_Exercise aim_. Strip the pictures and reproduce the rest of the listing exactly.

_Given records_.
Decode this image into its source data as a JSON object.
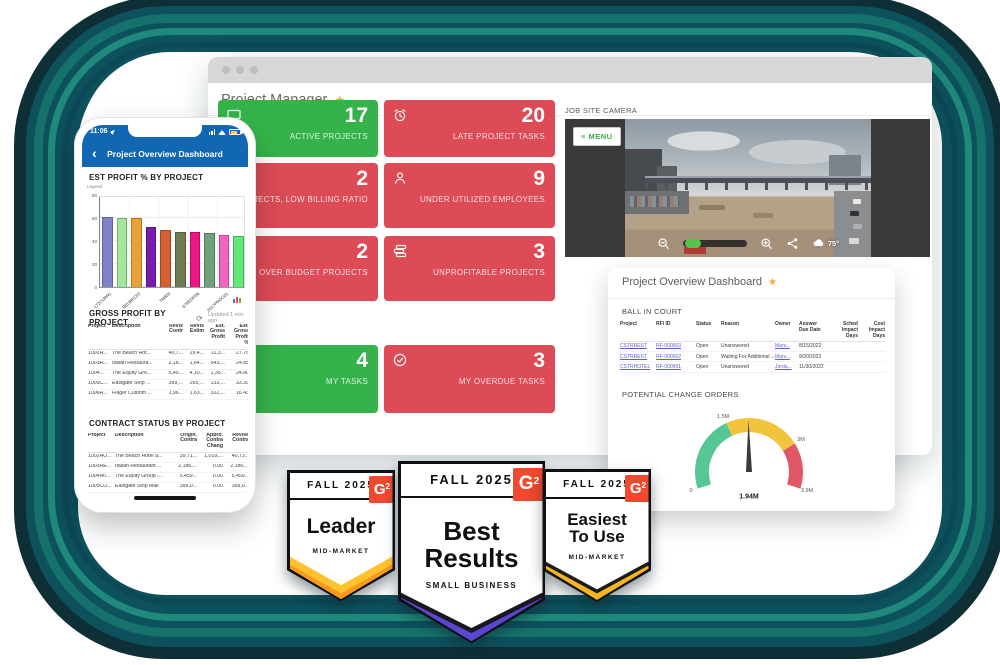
{
  "browser": {
    "title": "Project Manager",
    "favorite_star": "★",
    "colors": {
      "green": "#35b34a",
      "red": "#dc4b56"
    },
    "tiles": [
      {
        "value": "17",
        "label": "ACTIVE PROJECTS",
        "variant": "green",
        "icon": "monitor-icon"
      },
      {
        "value": "20",
        "label": "LATE PROJECT TASKS",
        "variant": "red",
        "icon": "alarm-clock-icon"
      },
      {
        "value": "2",
        "label": "PROJECTS, LOW BILLING RATIO",
        "variant": "red",
        "icon": null
      },
      {
        "value": "9",
        "label": "UNDER UTILIZED EMPLOYEES",
        "variant": "red",
        "icon": "person-icon"
      },
      {
        "value": "2",
        "label": "OVER BUDGET PROJECTS",
        "variant": "red",
        "icon": null
      },
      {
        "value": "3",
        "label": "UNPROFITABLE PROJECTS",
        "variant": "red",
        "icon": "stacked-cards-icon"
      },
      {
        "value": "4",
        "label": "MY TASKS",
        "variant": "green",
        "icon": null
      },
      {
        "value": "3",
        "label": "MY OVERDUE TASKS",
        "variant": "red",
        "icon": "check-circle-icon"
      }
    ],
    "camera": {
      "label": "JOB SITE CAMERA",
      "menu": "≡ MENU",
      "temperature": "75°"
    }
  },
  "overview_panel": {
    "title": "Project Overview Dashboard",
    "favorite_star": "★",
    "ball_in_court": {
      "heading": "BALL IN COURT",
      "columns": [
        "Project",
        "RFI ID",
        "Status",
        "Reason",
        "Owner",
        "Answer\nDue Date",
        "Sched\nImpact\nDays",
        "Cost\nImpact\nDays"
      ],
      "rows": [
        [
          "CSTRREST",
          "RF-000003",
          "Open",
          "Unanswered",
          "Marv...",
          "8/15/2022",
          "",
          ""
        ],
        [
          "CSTRREST",
          "RF-000002",
          "Open",
          "Waiting For Additional ...",
          "Marv...",
          "9/30/2022",
          "",
          ""
        ],
        [
          "CSTRHOTEL",
          "RF-000001",
          "Open",
          "Unanswered",
          "Jorda...",
          "11/30/2022",
          "",
          ""
        ]
      ]
    },
    "gauge": {
      "heading": "POTENTIAL CHANGE ORDERS",
      "value_label": "1.94M",
      "chart_data": {
        "type": "gauge",
        "min": 0,
        "max": 3.9,
        "value": 1.94,
        "start_angle": 198,
        "sweep": 216,
        "bands": [
          {
            "from": 0,
            "to": 1.5,
            "color": "#57c695"
          },
          {
            "from": 1.5,
            "to": 3.0,
            "color": "#f2c43d"
          },
          {
            "from": 3.0,
            "to": 3.9,
            "color": "#e05766"
          }
        ],
        "ticks": [
          {
            "value": 0,
            "label": "0"
          },
          {
            "value": 1.5,
            "label": "1.5M"
          },
          {
            "value": 3.0,
            "label": "3M"
          },
          {
            "value": 3.9,
            "label": "3.9M"
          }
        ],
        "needle_color": "#3a3a3a"
      }
    }
  },
  "phone": {
    "status": {
      "time": "11:06"
    },
    "nav_title": "Project Overview Dashboard",
    "est_profit": {
      "heading": "EST PROFIT % BY PROJECT",
      "legend_label": "Legend",
      "chart_data": {
        "type": "bar",
        "title": "EST PROFIT % BY PROJECT",
        "values": [
          61,
          60,
          60,
          52,
          50,
          48,
          48,
          47,
          45,
          44
        ],
        "colors": [
          "#7e82c8",
          "#a2e79e",
          "#e9a23a",
          "#7a1bad",
          "#d26030",
          "#6f7b51",
          "#ee1687",
          "#6fa17e",
          "#f263c4",
          "#63e878"
        ],
        "x_labels": [
          "172CURR1",
          "REUBEC02",
          "TM803",
          "67REDP06",
          "2017PROG01"
        ],
        "x_label_positions": [
          0,
          2,
          4,
          6,
          8
        ],
        "yticks": [
          0,
          20,
          40,
          60,
          80
        ],
        "ylim": [
          0,
          80
        ],
        "grid": true
      }
    },
    "gross_profit": {
      "heading": "GROSS PROFIT BY PROJECT",
      "refresh_icon": "⟳",
      "updated": "Updated 1 min ago",
      "columns": [
        "Project",
        "Description",
        "Revis\nContr",
        "Revis\nEstim",
        "Est.\nGross\nProfit",
        "Est.\nGross\nProfit\n%"
      ],
      "rows": [
        [
          "1002H...",
          "The Beach Hot...",
          "40,7...",
          "29,4...",
          "11,3...",
          "27.76"
        ],
        [
          "1003R...",
          "Italian Restaura...",
          "2,18...",
          "1,64...",
          "543,...",
          "24.85"
        ],
        [
          "1004...",
          "The Equity Gro...",
          "5,45...",
          "4,10...",
          "1,35...",
          "24.80"
        ],
        [
          "1005C...",
          "Eastgate Strip ...",
          "399,...",
          "265,...",
          "133,...",
          "33.39"
        ],
        [
          "1006H...",
          "Flager Custom ...",
          "1,96...",
          "1,63...",
          "322,...",
          "16.43"
        ]
      ]
    },
    "contract_status": {
      "heading": "CONTRACT STATUS BY PROJECT",
      "columns": [
        "Project",
        "Description",
        "Origin.\nContra",
        "Appro.\nContra\nChang",
        "Revise\nContra"
      ],
      "rows": [
        [
          "1002HO...",
          "The Beach Hotel a...",
          "39,71...",
          "1,019,...",
          "40,73..."
        ],
        [
          "1003RE...",
          "Italian Restaurant ...",
          "2,186,...",
          "0.00",
          "2,186,..."
        ],
        [
          "1004WI...",
          "The Equity Group -...",
          "5,459...",
          "0.00",
          "5,459..."
        ],
        [
          "1005CO...",
          "Eastgate Strip Mall",
          "399,0...",
          "0.00",
          "399,0..."
        ]
      ]
    }
  },
  "badges": [
    {
      "season": "FALL 2025",
      "title": "Leader",
      "subtitle": "MID-MARKET",
      "g2": "G2"
    },
    {
      "season": "FALL 2025",
      "title": "Best Results",
      "subtitle": "SMALL BUSINESS",
      "g2": "G2"
    },
    {
      "season": "FALL 2025",
      "title": "Easiest To Use",
      "subtitle": "MID-MARKET",
      "g2": "G2"
    }
  ]
}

_Solution for this task_.
Decode this image into its source data as a JSON object.
{
  "browser": {
    "title": "Project Manager",
    "favorite_star": "★",
    "colors": {
      "green": "#35b34a",
      "red": "#dc4b56"
    },
    "tiles": [
      {
        "value": "17",
        "label": "ACTIVE PROJECTS",
        "variant": "green",
        "icon": "monitor-icon"
      },
      {
        "value": "20",
        "label": "LATE PROJECT TASKS",
        "variant": "red",
        "icon": "alarm-clock-icon"
      },
      {
        "value": "2",
        "label": "PROJECTS, LOW BILLING RATIO",
        "variant": "red",
        "icon": null
      },
      {
        "value": "9",
        "label": "UNDER UTILIZED EMPLOYEES",
        "variant": "red",
        "icon": "person-icon"
      },
      {
        "value": "2",
        "label": "OVER BUDGET PROJECTS",
        "variant": "red",
        "icon": null
      },
      {
        "value": "3",
        "label": "UNPROFITABLE PROJECTS",
        "variant": "red",
        "icon": "stacked-cards-icon"
      },
      {
        "value": "4",
        "label": "MY TASKS",
        "variant": "green",
        "icon": null
      },
      {
        "value": "3",
        "label": "MY OVERDUE TASKS",
        "variant": "red",
        "icon": "check-circle-icon"
      }
    ],
    "camera": {
      "label": "JOB SITE CAMERA",
      "menu": "≡ MENU",
      "temperature": "75°"
    }
  },
  "overview_panel": {
    "title": "Project Overview Dashboard",
    "favorite_star": "★",
    "ball_in_court": {
      "heading": "BALL IN COURT",
      "columns": [
        "Project",
        "RFI ID",
        "Status",
        "Reason",
        "Owner",
        "Answer\nDue Date",
        "Sched\nImpact\nDays",
        "Cost\nImpact\nDays"
      ],
      "rows": [
        [
          "CSTRREST",
          "RF-000003",
          "Open",
          "Unanswered",
          "Marv...",
          "8/15/2022",
          "",
          ""
        ],
        [
          "CSTRREST",
          "RF-000002",
          "Open",
          "Waiting For Additional ...",
          "Marv...",
          "9/30/2022",
          "",
          ""
        ],
        [
          "CSTRHOTEL",
          "RF-000001",
          "Open",
          "Unanswered",
          "Jorda...",
          "11/30/2022",
          "",
          ""
        ]
      ]
    },
    "gauge": {
      "heading": "POTENTIAL CHANGE ORDERS",
      "value_label": "1.94M",
      "chart_data": {
        "type": "gauge",
        "min": 0,
        "max": 3.9,
        "value": 1.94,
        "start_angle": 198,
        "sweep": 216,
        "bands": [
          {
            "from": 0,
            "to": 1.5,
            "color": "#57c695"
          },
          {
            "from": 1.5,
            "to": 3.0,
            "color": "#f2c43d"
          },
          {
            "from": 3.0,
            "to": 3.9,
            "color": "#e05766"
          }
        ],
        "ticks": [
          {
            "value": 0,
            "label": "0"
          },
          {
            "value": 1.5,
            "label": "1.5M"
          },
          {
            "value": 3.0,
            "label": "3M"
          },
          {
            "value": 3.9,
            "label": "3.9M"
          }
        ],
        "needle_color": "#3a3a3a"
      }
    }
  },
  "phone": {
    "status": {
      "time": "11:06"
    },
    "nav_title": "Project Overview Dashboard",
    "est_profit": {
      "heading": "EST PROFIT % BY PROJECT",
      "legend_label": "Legend",
      "chart_data": {
        "type": "bar",
        "title": "EST PROFIT % BY PROJECT",
        "values": [
          61,
          60,
          60,
          52,
          50,
          48,
          48,
          47,
          45,
          44
        ],
        "colors": [
          "#7e82c8",
          "#a2e79e",
          "#e9a23a",
          "#7a1bad",
          "#d26030",
          "#6f7b51",
          "#ee1687",
          "#6fa17e",
          "#f263c4",
          "#63e878"
        ],
        "x_labels": [
          "172CURR1",
          "REUBEC02",
          "TM803",
          "67REDP06",
          "2017PROG01"
        ],
        "x_label_positions": [
          0,
          2,
          4,
          6,
          8
        ],
        "yticks": [
          0,
          20,
          40,
          60,
          80
        ],
        "ylim": [
          0,
          80
        ],
        "grid": true
      }
    },
    "gross_profit": {
      "heading": "GROSS PROFIT BY PROJECT",
      "refresh_icon": "⟳",
      "updated": "Updated 1 min ago",
      "columns": [
        "Project",
        "Description",
        "Revis\nContr",
        "Revis\nEstim",
        "Est.\nGross\nProfit",
        "Est.\nGross\nProfit\n%"
      ],
      "rows": [
        [
          "1002H...",
          "The Beach Hot...",
          "40,7...",
          "29,4...",
          "11,3...",
          "27.76"
        ],
        [
          "1003R...",
          "Italian Restaura...",
          "2,18...",
          "1,64...",
          "543,...",
          "24.85"
        ],
        [
          "1004...",
          "The Equity Gro...",
          "5,45...",
          "4,10...",
          "1,35...",
          "24.80"
        ],
        [
          "1005C...",
          "Eastgate Strip ...",
          "399,...",
          "265,...",
          "133,...",
          "33.39"
        ],
        [
          "1006H...",
          "Flager Custom ...",
          "1,96...",
          "1,63...",
          "322,...",
          "16.43"
        ]
      ]
    },
    "contract_status": {
      "heading": "CONTRACT STATUS BY PROJECT",
      "columns": [
        "Project",
        "Description",
        "Origin.\nContra",
        "Appro.\nContra\nChang",
        "Revise\nContra"
      ],
      "rows": [
        [
          "1002HO...",
          "The Beach Hotel a...",
          "39,71...",
          "1,019,...",
          "40,73..."
        ],
        [
          "1003RE...",
          "Italian Restaurant ...",
          "2,186,...",
          "0.00",
          "2,186,..."
        ],
        [
          "1004WI...",
          "The Equity Group -...",
          "5,459...",
          "0.00",
          "5,459..."
        ],
        [
          "1005CO...",
          "Eastgate Strip Mall",
          "399,0...",
          "0.00",
          "399,0..."
        ]
      ]
    }
  },
  "badges": [
    {
      "season": "FALL 2025",
      "title": "Leader",
      "subtitle": "MID-MARKET",
      "g2": "G2"
    },
    {
      "season": "FALL 2025",
      "title": "Best Results",
      "subtitle": "SMALL BUSINESS",
      "g2": "G2"
    },
    {
      "season": "FALL 2025",
      "title": "Easiest To Use",
      "subtitle": "MID-MARKET",
      "g2": "G2"
    }
  ]
}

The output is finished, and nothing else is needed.